** Begin **
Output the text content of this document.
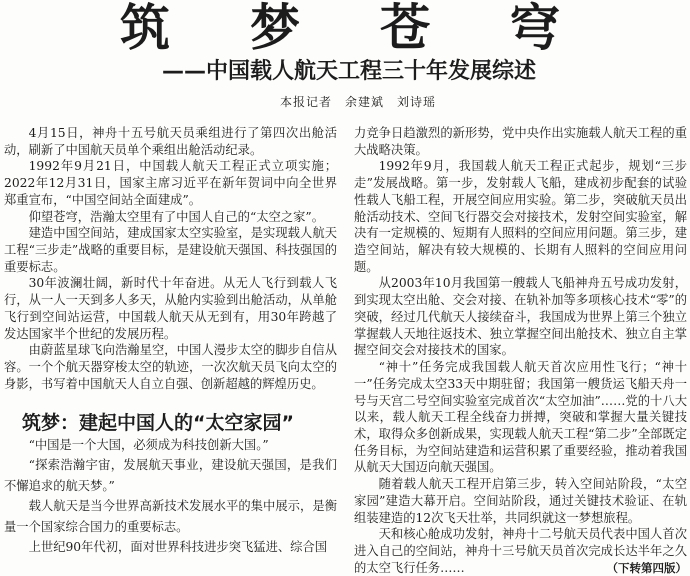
筑梦苍穹
——中国载人航天工程三十年发展综述
本报记者　余建斌　刘诗瑶

4月15日，神舟十五号航天员乘组进行了第四次出舱活动，刷新了中国航天员单个乘组出舱活动纪录。

1992年9月21日，中国载人航天工程正式立项实施；2022年12月31日，国家主席习近平在新年贺词中向全世界郑重宣布，“中国空间站全面建成”。

仰望苍穹，浩瀚太空里有了中国人自己的“太空之家”。

建造中国空间站，建成国家太空实验室，是实现载人航天工程“三步走”战略的重要目标，是建设航天强国、科技强国的重要标志。

30年波澜壮阔，新时代十年奋进。从无人飞行到载人飞行，从一人一天到多人多天，从舱内实验到出舱活动，从单舱飞行到空间站运营，中国载人航天从无到有，用30年跨越了发达国家半个世纪的发展历程。

由蔚蓝星球飞向浩瀚星空，中国人漫步太空的脚步自信从容。一个个航天器穿梭太空的轨迹，一次次航天员飞向太空的身影，书写着中国航天人自立自强、创新超越的辉煌历史。

筑梦：建起中国人的“太空家园”

“中国是一个大国，必须成为科技创新大国。”

“探索浩瀚宇宙，发展航天事业，建设航天强国，是我们不懈追求的航天梦。”

载人航天是当今世界高新技术发展水平的集中展示，是衡量一个国家综合国力的重要标志。

上世纪90年代初，面对世界科技进步突飞猛进、综合国

力竞争日趋激烈的新形势，党中央作出实施载人航天工程的重大战略决策。

1992年9月，我国载人航天工程正式起步，规划“三步走”发展战略。第一步，发射载人飞船，建成初步配套的试验性载人飞船工程，开展空间应用实验。第二步，突破航天员出舱活动技术、空间飞行器交会对接技术，发射空间实验室，解决有一定规模的、短期有人照料的空间应用问题。第三步，建造空间站，解决有较大规模的、长期有人照料的空间应用问题。

从2003年10月我国第一艘载人飞船神舟五号成功发射，到实现太空出舱、交会对接、在轨补加等多项核心技术“零”的突破，经过几代航天人接续奋斗，我国成为世界上第三个独立掌握载人天地往返技术、独立掌握空间出舱技术、独立自主掌握空间交会对接技术的国家。

“神十”任务完成我国载人航天首次应用性飞行；“神十一”任务完成太空33天中期驻留；我国第一艘货运飞船天舟一号与天宫二号空间实验室完成首次“太空加油”……党的十八大以来，载人航天工程全线奋力拼搏，突破和掌握大量关键技术，取得众多创新成果，实现载人航天工程“第二步”全部既定任务目标，为空间站建造和运营积累了重要经验，推动着我国从航天大国迈向航天强国。

随着载人航天工程开启第三步，转入空间站阶段，“太空家园”建造大幕开启。空间站阶段，通过关键技术验证、在轨组装建造的12次飞天壮举，共同织就这一梦想旅程。

天和核心舱成功发射，神舟十二号航天员代表中国人首次进入自己的空间站，神舟十三号航天员首次完成长达半年之久的太空飞行任务……	（下转第四版）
** End **
• **Exercise requirements**:
Pick out all the lines with the word "太空家园" in them and copy them.

• **Result of this task**:
筑梦：建起中国人的“太空家园”
随着载人航天工程开启第三步，转入空间站阶段，“太空家园”建造大幕开启。空间站阶段，通过关键技术验证、在轨组装建造的12次飞天壮举，共同织就这一梦想旅程。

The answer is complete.